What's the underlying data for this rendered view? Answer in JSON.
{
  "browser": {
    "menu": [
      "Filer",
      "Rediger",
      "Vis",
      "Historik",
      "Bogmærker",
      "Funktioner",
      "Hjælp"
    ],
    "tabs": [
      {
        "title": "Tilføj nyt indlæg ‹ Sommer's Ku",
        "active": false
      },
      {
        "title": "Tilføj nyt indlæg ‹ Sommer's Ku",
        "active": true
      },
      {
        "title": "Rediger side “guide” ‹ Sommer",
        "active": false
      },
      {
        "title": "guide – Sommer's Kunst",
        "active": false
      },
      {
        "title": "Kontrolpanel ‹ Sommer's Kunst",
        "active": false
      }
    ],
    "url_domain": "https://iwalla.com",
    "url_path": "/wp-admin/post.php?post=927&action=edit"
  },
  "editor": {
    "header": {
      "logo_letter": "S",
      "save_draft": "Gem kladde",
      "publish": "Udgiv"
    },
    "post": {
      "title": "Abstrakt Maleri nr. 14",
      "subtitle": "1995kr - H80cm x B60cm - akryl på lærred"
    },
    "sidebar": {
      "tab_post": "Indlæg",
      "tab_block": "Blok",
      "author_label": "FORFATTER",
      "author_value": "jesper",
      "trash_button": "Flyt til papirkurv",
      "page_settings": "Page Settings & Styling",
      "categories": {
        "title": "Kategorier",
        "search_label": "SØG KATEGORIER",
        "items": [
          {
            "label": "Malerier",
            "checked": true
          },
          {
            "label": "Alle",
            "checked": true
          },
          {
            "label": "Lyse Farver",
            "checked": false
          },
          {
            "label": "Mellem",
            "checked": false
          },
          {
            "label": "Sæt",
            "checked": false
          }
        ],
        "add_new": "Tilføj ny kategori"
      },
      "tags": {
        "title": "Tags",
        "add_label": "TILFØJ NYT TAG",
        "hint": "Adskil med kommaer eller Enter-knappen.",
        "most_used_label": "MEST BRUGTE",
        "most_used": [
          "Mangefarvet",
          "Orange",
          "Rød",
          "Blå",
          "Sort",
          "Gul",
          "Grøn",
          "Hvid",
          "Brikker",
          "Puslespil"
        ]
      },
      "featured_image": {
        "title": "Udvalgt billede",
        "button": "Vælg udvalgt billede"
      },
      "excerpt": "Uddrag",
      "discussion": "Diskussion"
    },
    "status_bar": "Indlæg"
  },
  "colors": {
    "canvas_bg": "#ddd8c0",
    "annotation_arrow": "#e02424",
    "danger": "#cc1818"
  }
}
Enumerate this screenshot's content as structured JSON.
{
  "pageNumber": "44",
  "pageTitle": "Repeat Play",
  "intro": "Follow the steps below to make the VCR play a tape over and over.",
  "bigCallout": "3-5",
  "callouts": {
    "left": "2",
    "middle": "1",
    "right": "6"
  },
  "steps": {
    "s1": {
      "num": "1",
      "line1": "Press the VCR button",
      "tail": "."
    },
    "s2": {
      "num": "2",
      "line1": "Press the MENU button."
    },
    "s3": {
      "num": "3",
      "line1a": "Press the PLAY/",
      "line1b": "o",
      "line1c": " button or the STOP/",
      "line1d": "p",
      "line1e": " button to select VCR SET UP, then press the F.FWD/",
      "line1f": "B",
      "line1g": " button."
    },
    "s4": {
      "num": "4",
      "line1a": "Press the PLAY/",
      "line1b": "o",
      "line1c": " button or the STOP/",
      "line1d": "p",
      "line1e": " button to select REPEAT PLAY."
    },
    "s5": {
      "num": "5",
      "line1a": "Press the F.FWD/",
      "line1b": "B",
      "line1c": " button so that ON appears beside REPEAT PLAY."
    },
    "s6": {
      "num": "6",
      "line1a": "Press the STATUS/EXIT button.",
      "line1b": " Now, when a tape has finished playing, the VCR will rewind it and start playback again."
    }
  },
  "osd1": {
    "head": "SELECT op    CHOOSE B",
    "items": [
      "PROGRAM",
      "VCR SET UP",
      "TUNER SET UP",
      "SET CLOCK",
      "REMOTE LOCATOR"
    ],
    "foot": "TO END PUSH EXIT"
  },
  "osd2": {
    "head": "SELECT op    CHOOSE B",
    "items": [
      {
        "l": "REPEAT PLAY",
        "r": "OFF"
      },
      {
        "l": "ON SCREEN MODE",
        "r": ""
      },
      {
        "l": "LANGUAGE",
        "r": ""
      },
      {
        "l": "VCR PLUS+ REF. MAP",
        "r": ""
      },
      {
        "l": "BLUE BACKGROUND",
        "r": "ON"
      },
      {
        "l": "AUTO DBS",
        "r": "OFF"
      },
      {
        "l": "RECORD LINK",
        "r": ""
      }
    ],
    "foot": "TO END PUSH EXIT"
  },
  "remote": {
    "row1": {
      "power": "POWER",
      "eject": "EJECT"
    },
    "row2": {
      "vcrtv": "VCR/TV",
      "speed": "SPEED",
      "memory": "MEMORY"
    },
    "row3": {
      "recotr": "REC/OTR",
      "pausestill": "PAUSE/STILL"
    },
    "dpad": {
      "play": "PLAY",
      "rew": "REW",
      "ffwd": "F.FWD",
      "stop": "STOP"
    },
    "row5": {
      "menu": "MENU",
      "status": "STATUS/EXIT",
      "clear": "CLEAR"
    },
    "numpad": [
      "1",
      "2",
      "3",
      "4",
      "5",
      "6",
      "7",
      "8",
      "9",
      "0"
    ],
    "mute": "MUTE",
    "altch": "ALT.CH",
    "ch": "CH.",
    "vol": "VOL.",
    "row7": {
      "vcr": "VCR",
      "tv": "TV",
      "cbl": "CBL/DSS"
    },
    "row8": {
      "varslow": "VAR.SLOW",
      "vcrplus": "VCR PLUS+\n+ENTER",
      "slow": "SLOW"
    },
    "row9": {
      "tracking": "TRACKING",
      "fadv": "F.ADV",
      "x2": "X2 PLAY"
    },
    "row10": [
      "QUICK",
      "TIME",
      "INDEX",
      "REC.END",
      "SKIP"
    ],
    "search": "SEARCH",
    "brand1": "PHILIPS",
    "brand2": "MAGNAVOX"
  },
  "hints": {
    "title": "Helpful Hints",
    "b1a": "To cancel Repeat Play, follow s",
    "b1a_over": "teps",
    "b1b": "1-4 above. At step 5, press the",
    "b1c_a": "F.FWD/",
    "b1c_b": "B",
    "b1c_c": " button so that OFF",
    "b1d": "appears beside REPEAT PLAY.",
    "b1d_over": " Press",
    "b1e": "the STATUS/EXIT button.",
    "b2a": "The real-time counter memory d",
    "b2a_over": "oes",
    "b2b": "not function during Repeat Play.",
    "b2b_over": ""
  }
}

============

| Aim |
Return each entry from the material above exactly as it appears.

| Task output |
What's the underlying data for this rendered view? Answer in JSON.
{
  "browser": {
    "menu": [
      "Filer",
      "Rediger",
      "Vis",
      "Historik",
      "Bogmærker",
      "Funktioner",
      "Hjælp"
    ],
    "tabs": [
      {
        "title": "Tilføj nyt indlæg ‹ Sommer's Ku",
        "active": false
      },
      {
        "title": "Tilføj nyt indlæg ‹ Sommer's Ku",
        "active": true
      },
      {
        "title": "Rediger side “guide” ‹ Sommer",
        "active": false
      },
      {
        "title": "guide – Sommer's Kunst",
        "active": false
      },
      {
        "title": "Kontrolpanel ‹ Sommer's Kunst",
        "active": false
      }
    ],
    "url_domain": "https://iwalla.com",
    "url_path": "/wp-admin/post.php?post=927&action=edit"
  },
  "editor": {
    "header": {
      "logo_letter": "S",
      "save_draft": "Gem kladde",
      "publish": "Udgiv"
    },
    "post": {
      "title": "Abstrakt Maleri nr. 14",
      "subtitle": "1995kr - H80cm x B60cm - akryl på lærred"
    },
    "sidebar": {
      "tab_post": "Indlæg",
      "tab_block": "Blok",
      "author_label": "FORFATTER",
      "author_value": "jesper",
      "trash_button": "Flyt til papirkurv",
      "page_settings": "Page Settings & Styling",
      "categories": {
        "title": "Kategorier",
        "search_label": "SØG KATEGORIER",
        "items": [
          {
            "label": "Malerier",
            "checked": true
          },
          {
            "label": "Alle",
            "checked": true
          },
          {
            "label": "Lyse Farver",
            "checked": false
          },
          {
            "label": "Mellem",
            "checked": false
          },
          {
            "label": "Sæt",
            "checked": false
          }
        ],
        "add_new": "Tilføj ny kategori"
      },
      "tags": {
        "title": "Tags",
        "add_label": "TILFØJ NYT TAG",
        "hint": "Adskil med kommaer eller Enter-knappen.",
        "most_used_label": "MEST BRUGTE",
        "most_used": [
          "Mangefarvet",
          "Orange",
          "Rød",
          "Blå",
          "Sort",
          "Gul",
          "Grøn",
          "Hvid",
          "Brikker",
          "Puslespil"
        ]
      },
      "featured_image": {
        "title": "Udvalgt billede",
        "button": "Vælg udvalgt billede"
      },
      "excerpt": "Uddrag",
      "discussion": "Diskussion"
    },
    "status_bar": "Indlæg"
  },
  "colors": {
    "canvas_bg": "#ddd8c0",
    "annotation_arrow": "#e02424",
    "danger": "#cc1818"
  }
}
Enumerate this screenshot's content as structured JSON.
{
  "pageNumber": "44",
  "pageTitle": "Repeat Play",
  "intro": "Follow the steps below to make the VCR play a tape over and over.",
  "bigCallout": "3-5",
  "callouts": {
    "left": "2",
    "middle": "1",
    "right": "6"
  },
  "steps": {
    "s1": {
      "num": "1",
      "line1": "Press the VCR button",
      "tail": "."
    },
    "s2": {
      "num": "2",
      "line1": "Press the MENU button."
    },
    "s3": {
      "num": "3",
      "line1a": "Press the PLAY/",
      "line1b": "o",
      "line1c": " button or the STOP/",
      "line1d": "p",
      "line1e": " button to select VCR SET UP, then press the F.FWD/",
      "line1f": "B",
      "line1g": " button."
    },
    "s4": {
      "num": "4",
      "line1a": "Press the PLAY/",
      "line1b": "o",
      "line1c": " button or the STOP/",
      "line1d": "p",
      "line1e": " button to select REPEAT PLAY."
    },
    "s5": {
      "num": "5",
      "line1a": "Press the F.FWD/",
      "line1b": "B",
      "line1c": " button so that ON appears beside REPEAT PLAY."
    },
    "s6": {
      "num": "6",
      "line1a": "Press the STATUS/EXIT button.",
      "line1b": " Now, when a tape has finished playing, the VCR will rewind it and start playback again."
    }
  },
  "osd1": {
    "head": "SELECT op    CHOOSE B",
    "items": [
      "PROGRAM",
      "VCR SET UP",
      "TUNER SET UP",
      "SET CLOCK",
      "REMOTE LOCATOR"
    ],
    "foot": "TO END PUSH EXIT"
  },
  "osd2": {
    "head": "SELECT op    CHOOSE B",
    "items": [
      {
        "l": "REPEAT PLAY",
        "r": "OFF"
      },
      {
        "l": "ON SCREEN MODE",
        "r": ""
      },
      {
        "l": "LANGUAGE",
        "r": ""
      },
      {
        "l": "VCR PLUS+ REF. MAP",
        "r": ""
      },
      {
        "l": "BLUE BACKGROUND",
        "r": "ON"
      },
      {
        "l": "AUTO DBS",
        "r": "OFF"
      },
      {
        "l": "RECORD LINK",
        "r": ""
      }
    ],
    "foot": "TO END PUSH EXIT"
  },
  "remote": {
    "row1": {
      "power": "POWER",
      "eject": "EJECT"
    },
    "row2": {
      "vcrtv": "VCR/TV",
      "speed": "SPEED",
      "memory": "MEMORY"
    },
    "row3": {
      "recotr": "REC/OTR",
      "pausestill": "PAUSE/STILL"
    },
    "dpad": {
      "play": "PLAY",
      "rew": "REW",
      "ffwd": "F.FWD",
      "stop": "STOP"
    },
    "row5": {
      "menu": "MENU",
      "status": "STATUS/EXIT",
      "clear": "CLEAR"
    },
    "numpad": [
      "1",
      "2",
      "3",
      "4",
      "5",
      "6",
      "7",
      "8",
      "9",
      "0"
    ],
    "mute": "MUTE",
    "altch": "ALT.CH",
    "ch": "CH.",
    "vol": "VOL.",
    "row7": {
      "vcr": "VCR",
      "tv": "TV",
      "cbl": "CBL/DSS"
    },
    "row8": {
      "varslow": "VAR.SLOW",
      "vcrplus": "VCR PLUS+\n+ENTER",
      "slow": "SLOW"
    },
    "row9": {
      "tracking": "TRACKING",
      "fadv": "F.ADV",
      "x2": "X2 PLAY"
    },
    "row10": [
      "QUICK",
      "TIME",
      "INDEX",
      "REC.END",
      "SKIP"
    ],
    "search": "SEARCH",
    "brand1": "PHILIPS",
    "brand2": "MAGNAVOX"
  },
  "hints": {
    "title": "Helpful Hints",
    "b1a": "To cancel Repeat Play, follow s",
    "b1a_over": "teps",
    "b1b": "1-4 above. At step 5, press the",
    "b1c_a": "F.FWD/",
    "b1c_b": "B",
    "b1c_c": " button so that OFF",
    "b1d": "appears beside REPEAT PLAY.",
    "b1d_over": " Press",
    "b1e": "the STATUS/EXIT button.",
    "b2a": "The real-time counter memory d",
    "b2a_over": "oes",
    "b2b": "not function during Repeat Play.",
    "b2b_over": ""
  }
}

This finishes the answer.